◆ Supplied material:
··········
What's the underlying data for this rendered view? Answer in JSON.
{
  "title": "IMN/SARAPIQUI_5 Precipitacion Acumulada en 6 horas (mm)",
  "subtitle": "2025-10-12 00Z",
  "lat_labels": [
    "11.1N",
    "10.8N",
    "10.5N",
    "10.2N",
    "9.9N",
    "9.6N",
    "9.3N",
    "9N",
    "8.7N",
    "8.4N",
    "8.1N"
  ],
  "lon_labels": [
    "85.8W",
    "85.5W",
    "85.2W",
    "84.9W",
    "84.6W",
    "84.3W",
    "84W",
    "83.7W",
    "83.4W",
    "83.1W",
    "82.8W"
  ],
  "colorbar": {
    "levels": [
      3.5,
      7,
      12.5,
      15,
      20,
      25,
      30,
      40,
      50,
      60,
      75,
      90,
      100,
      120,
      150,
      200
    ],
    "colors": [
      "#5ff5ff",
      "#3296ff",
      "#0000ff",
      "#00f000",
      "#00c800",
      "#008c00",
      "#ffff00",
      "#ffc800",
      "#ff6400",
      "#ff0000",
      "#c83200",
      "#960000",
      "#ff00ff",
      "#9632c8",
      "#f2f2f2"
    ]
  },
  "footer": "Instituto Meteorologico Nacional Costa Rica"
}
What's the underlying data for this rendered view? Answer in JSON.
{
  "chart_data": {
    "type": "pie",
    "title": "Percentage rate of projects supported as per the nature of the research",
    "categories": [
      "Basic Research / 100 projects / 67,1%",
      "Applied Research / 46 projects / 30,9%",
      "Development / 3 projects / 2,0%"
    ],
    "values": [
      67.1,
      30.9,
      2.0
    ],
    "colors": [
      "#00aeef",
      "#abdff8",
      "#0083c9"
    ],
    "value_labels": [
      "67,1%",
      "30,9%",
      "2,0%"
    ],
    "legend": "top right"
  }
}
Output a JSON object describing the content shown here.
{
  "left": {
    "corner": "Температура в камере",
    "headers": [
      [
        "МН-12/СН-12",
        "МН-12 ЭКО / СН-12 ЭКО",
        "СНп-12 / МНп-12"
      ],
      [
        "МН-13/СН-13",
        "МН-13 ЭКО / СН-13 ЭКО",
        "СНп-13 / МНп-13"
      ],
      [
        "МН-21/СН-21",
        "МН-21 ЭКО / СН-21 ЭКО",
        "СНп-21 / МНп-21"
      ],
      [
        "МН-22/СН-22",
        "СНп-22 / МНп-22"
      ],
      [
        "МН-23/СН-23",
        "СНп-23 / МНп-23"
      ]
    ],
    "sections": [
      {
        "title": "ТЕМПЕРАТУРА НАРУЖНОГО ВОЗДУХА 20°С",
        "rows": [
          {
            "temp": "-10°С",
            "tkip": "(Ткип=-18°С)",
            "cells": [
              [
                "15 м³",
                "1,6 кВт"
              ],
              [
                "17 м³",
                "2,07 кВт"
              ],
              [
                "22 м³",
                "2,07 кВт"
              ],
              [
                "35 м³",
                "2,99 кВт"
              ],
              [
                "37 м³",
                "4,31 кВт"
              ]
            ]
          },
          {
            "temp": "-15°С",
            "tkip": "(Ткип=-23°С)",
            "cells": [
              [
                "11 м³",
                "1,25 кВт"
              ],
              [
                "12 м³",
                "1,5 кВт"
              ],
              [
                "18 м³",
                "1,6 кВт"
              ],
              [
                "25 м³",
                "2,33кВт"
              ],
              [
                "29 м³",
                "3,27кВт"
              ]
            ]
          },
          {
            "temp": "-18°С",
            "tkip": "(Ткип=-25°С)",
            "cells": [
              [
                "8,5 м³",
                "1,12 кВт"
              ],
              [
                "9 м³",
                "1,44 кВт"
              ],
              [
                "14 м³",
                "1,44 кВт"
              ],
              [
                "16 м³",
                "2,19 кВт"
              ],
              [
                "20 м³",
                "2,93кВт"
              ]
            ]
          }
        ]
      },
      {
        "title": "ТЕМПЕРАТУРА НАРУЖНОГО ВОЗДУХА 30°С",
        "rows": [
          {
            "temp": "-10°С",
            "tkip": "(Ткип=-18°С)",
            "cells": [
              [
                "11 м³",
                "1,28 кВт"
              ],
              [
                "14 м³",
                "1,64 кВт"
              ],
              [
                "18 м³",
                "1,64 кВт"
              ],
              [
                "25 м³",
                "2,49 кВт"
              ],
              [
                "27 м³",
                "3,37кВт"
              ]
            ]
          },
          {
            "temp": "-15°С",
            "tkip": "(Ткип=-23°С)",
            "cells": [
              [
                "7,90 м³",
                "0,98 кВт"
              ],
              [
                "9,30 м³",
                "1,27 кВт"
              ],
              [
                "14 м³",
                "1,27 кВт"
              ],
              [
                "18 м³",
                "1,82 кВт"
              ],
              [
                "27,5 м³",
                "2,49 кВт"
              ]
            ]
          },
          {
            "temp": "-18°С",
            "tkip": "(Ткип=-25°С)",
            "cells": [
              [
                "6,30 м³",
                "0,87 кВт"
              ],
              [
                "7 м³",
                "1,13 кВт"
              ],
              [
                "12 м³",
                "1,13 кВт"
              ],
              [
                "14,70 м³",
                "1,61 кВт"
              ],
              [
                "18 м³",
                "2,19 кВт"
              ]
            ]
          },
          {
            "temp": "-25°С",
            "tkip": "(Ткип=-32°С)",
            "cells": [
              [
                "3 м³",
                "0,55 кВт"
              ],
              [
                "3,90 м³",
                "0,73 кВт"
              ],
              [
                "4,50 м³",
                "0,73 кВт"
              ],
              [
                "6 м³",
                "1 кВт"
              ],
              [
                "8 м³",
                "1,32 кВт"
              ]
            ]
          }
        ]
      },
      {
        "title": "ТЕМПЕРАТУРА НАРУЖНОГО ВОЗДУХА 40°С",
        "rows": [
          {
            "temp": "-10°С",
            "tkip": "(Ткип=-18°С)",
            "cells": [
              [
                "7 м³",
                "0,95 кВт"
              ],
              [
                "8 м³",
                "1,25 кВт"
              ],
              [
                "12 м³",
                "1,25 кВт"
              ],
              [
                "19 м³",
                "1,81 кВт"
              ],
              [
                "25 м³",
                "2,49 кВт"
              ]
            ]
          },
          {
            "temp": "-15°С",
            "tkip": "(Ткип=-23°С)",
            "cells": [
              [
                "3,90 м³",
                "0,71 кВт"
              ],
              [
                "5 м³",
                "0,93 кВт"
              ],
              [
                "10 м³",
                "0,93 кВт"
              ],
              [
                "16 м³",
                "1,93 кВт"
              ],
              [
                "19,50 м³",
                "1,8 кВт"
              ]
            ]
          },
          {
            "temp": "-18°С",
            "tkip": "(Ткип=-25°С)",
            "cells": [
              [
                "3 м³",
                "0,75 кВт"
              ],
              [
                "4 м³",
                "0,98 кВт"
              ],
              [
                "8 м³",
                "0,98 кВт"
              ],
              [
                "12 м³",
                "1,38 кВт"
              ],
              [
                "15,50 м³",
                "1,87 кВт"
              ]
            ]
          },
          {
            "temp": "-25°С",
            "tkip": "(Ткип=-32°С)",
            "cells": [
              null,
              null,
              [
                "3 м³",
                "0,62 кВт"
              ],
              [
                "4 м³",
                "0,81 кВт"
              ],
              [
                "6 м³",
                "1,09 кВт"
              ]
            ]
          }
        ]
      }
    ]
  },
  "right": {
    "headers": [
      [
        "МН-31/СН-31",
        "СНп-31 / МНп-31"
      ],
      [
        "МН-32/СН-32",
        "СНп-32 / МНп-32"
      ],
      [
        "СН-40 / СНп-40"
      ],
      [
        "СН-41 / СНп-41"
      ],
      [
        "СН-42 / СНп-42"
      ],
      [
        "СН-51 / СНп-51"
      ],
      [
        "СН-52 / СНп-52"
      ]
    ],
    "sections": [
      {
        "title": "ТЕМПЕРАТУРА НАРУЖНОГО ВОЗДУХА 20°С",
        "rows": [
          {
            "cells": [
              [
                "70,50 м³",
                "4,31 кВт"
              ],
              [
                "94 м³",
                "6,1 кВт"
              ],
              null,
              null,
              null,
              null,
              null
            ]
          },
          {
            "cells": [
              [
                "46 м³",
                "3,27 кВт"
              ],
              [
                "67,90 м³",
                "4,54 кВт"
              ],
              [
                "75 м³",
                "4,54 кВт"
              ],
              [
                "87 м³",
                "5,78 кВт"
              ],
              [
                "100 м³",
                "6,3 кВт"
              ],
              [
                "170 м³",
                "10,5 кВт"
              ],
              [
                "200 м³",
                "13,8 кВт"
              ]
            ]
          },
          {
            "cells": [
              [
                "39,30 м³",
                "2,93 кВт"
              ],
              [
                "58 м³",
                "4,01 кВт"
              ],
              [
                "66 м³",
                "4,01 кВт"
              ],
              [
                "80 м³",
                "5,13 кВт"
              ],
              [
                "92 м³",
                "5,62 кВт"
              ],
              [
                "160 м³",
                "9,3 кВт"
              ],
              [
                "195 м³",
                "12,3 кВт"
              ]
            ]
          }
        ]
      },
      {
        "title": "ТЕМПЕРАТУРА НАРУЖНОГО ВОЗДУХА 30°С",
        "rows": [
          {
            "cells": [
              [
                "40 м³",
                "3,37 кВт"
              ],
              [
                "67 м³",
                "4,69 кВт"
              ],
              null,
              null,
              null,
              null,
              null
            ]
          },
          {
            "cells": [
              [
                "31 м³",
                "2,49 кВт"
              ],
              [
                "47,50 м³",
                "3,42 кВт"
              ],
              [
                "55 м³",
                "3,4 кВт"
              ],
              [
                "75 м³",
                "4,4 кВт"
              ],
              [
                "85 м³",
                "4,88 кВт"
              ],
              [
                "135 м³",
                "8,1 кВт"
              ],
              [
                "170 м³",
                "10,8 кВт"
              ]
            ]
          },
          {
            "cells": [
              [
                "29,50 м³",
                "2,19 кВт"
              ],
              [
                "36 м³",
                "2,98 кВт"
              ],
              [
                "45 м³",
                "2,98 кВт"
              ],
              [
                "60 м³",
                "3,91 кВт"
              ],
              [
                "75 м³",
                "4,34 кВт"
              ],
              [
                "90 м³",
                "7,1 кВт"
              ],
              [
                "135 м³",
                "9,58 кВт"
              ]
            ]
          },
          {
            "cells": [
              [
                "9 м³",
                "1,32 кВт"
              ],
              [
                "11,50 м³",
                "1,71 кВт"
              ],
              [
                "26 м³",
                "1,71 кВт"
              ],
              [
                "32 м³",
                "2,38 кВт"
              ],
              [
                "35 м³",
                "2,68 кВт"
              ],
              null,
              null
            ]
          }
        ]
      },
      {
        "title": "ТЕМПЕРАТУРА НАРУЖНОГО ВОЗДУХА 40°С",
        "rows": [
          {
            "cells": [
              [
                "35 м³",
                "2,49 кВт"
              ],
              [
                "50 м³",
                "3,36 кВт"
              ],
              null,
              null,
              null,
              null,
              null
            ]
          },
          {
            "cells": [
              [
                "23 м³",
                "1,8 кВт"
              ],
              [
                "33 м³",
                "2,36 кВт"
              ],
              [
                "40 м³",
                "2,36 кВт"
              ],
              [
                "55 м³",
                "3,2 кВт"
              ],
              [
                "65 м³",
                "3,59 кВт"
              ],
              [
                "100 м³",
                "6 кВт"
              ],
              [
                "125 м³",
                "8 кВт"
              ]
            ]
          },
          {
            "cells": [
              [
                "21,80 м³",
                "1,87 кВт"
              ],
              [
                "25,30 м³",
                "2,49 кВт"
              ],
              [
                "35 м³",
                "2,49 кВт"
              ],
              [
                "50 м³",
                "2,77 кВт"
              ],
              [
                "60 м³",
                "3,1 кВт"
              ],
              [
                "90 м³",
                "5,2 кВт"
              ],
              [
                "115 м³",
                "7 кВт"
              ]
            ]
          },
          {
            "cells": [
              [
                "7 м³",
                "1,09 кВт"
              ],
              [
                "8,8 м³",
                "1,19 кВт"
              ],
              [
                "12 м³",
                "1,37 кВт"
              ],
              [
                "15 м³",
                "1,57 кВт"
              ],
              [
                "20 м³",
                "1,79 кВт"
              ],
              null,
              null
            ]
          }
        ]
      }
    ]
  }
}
··········
◆ Problem:
Using the listing above, pull out all lines that hold the word "projects".

◆ Answer in full:
    "title": "Percentage rate of projects supported as per the nature of the research",
      "Basic Research / 100 projects / 67,1%",
      "Applied Research / 46 projects / 30,9%",
      "Development / 3 projects / 2,0%"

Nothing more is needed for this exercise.